[BEGIN Dataset records]

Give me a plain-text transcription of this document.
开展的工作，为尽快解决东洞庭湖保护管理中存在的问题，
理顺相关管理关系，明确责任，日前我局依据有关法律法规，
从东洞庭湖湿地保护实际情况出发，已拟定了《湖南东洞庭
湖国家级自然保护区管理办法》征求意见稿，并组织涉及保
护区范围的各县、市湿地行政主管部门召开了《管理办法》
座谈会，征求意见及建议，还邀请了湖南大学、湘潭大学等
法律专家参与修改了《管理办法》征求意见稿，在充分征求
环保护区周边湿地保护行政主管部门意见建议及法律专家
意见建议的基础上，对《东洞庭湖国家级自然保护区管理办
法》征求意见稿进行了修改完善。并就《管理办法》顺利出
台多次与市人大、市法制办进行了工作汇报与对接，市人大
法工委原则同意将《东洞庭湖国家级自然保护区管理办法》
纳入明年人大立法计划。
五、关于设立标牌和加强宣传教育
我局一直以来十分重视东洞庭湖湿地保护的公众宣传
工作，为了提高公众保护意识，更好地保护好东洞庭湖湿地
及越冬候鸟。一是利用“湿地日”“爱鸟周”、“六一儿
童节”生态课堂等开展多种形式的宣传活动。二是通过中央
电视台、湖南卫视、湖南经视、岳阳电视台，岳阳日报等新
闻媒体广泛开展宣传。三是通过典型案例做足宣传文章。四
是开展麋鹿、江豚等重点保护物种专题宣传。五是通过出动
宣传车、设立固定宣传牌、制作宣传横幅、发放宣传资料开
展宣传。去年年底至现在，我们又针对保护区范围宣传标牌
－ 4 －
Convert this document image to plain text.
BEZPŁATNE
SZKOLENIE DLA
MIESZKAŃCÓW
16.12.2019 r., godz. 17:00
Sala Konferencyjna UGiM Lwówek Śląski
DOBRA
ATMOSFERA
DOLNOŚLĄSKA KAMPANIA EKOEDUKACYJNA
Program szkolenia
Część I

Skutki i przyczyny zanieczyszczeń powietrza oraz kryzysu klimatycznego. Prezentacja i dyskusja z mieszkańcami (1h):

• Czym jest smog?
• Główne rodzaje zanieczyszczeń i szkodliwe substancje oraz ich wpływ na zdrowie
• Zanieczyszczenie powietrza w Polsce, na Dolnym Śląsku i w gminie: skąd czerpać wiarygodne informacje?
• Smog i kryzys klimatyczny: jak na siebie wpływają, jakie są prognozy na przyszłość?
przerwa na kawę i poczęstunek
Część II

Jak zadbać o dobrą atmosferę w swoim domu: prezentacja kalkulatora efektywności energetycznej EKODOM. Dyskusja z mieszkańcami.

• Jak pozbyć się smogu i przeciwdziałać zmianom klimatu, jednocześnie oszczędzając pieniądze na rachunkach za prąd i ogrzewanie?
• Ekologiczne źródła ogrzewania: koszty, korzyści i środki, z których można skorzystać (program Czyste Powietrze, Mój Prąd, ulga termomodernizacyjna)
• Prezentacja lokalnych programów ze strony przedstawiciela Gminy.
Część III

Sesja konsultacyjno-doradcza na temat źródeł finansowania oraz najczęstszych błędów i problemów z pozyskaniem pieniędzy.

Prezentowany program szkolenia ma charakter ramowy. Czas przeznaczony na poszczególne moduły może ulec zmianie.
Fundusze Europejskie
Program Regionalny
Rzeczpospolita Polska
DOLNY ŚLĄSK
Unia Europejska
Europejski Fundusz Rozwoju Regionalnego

[END Dataset records]

### Task prompt
Lines containing the word "oraz" must all be returned from the material above.

### Full response
Skutki i przyczyny zanieczyszczeń powietrza oraz kryzysu klimatycznego. Prezentacja i dyskusja z mieszkańcami (1h):
• Główne rodzaje zanieczyszczeń i szkodliwe substancje oraz ich wpływ na zdrowie
Sesja konsultacyjno-doradcza na temat źródeł finansowania oraz najczęstszych błędów i problemów z pozyskaniem pieniędzy.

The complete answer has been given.